Find every line in the records below that holds the word "notify" and copy it.

________________

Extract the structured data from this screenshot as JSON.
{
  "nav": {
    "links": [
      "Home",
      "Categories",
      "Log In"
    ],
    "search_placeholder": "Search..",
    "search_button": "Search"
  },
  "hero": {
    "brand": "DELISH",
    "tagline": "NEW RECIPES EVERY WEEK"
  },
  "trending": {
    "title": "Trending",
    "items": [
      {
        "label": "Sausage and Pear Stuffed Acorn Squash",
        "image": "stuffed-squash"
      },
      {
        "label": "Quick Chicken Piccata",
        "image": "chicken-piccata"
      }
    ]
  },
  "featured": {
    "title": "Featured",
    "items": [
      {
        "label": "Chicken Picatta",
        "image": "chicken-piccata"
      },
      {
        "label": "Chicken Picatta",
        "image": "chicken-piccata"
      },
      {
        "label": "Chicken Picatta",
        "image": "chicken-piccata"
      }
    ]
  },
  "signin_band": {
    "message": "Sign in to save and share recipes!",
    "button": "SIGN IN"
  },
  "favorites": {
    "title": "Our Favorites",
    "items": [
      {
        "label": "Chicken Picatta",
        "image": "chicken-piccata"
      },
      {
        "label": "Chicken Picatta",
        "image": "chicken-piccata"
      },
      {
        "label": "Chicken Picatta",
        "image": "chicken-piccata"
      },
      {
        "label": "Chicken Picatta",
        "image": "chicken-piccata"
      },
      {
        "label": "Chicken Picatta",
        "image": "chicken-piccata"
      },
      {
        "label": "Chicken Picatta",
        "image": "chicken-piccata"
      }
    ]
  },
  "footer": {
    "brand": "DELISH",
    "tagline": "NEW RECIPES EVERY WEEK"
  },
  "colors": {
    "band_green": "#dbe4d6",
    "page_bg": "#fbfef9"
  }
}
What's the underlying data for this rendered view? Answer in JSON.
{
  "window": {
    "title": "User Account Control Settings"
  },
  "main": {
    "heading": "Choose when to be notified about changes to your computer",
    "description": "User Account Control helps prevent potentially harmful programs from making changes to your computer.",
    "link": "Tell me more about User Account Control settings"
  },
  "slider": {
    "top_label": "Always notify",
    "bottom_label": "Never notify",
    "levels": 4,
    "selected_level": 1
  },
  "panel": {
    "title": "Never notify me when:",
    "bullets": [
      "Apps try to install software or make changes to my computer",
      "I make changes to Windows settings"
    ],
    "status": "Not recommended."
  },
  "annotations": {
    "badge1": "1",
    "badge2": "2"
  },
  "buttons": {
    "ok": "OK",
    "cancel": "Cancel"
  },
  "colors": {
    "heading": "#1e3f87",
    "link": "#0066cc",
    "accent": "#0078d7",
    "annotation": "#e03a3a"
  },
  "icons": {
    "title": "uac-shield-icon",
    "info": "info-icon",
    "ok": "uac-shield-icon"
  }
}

________________

Solution below —
    "top_label": "Always notify",
    "bottom_label": "Never notify",
    "title": "Never notify me when:",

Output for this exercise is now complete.